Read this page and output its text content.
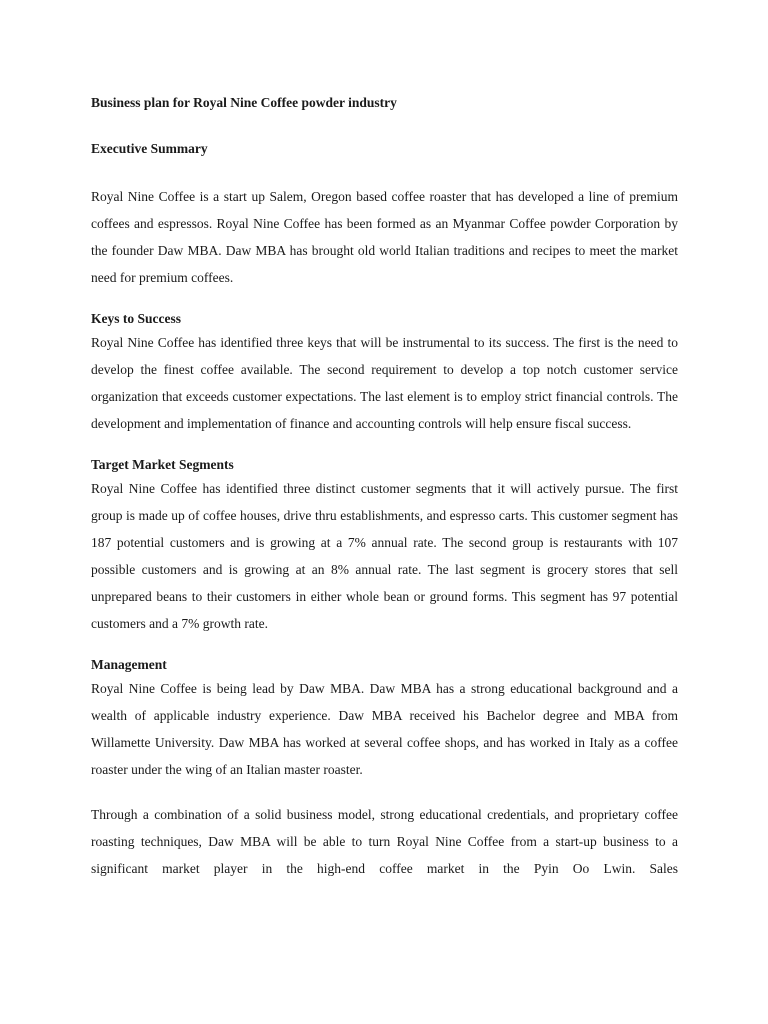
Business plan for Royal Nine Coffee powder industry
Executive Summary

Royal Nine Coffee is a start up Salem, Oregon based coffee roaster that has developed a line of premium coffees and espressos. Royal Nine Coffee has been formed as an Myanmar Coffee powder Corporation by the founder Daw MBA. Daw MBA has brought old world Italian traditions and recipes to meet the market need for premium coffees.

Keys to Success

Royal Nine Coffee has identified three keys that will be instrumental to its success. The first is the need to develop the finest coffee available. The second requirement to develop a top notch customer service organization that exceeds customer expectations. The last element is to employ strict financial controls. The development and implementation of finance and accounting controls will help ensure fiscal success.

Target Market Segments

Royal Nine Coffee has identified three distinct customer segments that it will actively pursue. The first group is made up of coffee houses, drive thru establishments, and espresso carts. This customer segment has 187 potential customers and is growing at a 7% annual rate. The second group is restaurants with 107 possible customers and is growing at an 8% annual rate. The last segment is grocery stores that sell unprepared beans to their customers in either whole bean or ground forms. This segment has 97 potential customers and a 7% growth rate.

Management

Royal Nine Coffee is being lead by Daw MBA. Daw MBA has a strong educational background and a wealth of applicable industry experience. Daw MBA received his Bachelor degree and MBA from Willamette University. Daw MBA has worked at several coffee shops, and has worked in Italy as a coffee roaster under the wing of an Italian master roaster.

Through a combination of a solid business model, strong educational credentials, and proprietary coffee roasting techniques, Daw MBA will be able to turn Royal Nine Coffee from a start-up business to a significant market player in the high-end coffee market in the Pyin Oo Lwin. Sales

---

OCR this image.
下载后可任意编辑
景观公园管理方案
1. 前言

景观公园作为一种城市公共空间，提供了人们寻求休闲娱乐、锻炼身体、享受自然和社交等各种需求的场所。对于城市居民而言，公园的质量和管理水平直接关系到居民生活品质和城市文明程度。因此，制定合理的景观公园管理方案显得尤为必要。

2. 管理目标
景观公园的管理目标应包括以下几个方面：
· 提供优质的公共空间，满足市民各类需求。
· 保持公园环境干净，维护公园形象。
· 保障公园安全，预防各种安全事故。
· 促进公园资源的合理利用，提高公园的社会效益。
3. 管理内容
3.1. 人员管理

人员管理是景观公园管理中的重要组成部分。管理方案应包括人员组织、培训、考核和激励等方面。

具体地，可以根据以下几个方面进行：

--

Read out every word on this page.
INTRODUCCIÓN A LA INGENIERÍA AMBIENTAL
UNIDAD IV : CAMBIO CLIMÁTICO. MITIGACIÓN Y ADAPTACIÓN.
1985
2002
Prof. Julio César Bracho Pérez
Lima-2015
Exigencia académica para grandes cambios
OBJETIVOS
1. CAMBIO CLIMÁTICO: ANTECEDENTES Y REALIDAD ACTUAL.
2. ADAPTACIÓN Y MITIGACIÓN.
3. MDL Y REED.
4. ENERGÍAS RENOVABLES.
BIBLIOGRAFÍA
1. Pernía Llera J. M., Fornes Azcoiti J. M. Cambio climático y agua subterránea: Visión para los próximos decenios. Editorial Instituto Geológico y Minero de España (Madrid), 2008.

> **Problem to work on**: Pull every line containing "educational" out of the records.

> **Response to this task**:
Royal Nine Coffee is being lead by Daw MBA. Daw MBA has a strong educational background and a wealth of applicable industry experience. Daw MBA received his Bachelor degree and MBA from Willamette University. Daw MBA has worked at several coffee shops, and has worked in Italy as a coffee roaster under the wing of an Italian master roaster.
Through a combination of a solid business model, strong educational credentials, and proprietary coffee roasting techniques, Daw MBA will be able to turn Royal Nine Coffee from a start-up business to a significant market player in the high-end coffee market in the Pyin Oo Lwin. Sales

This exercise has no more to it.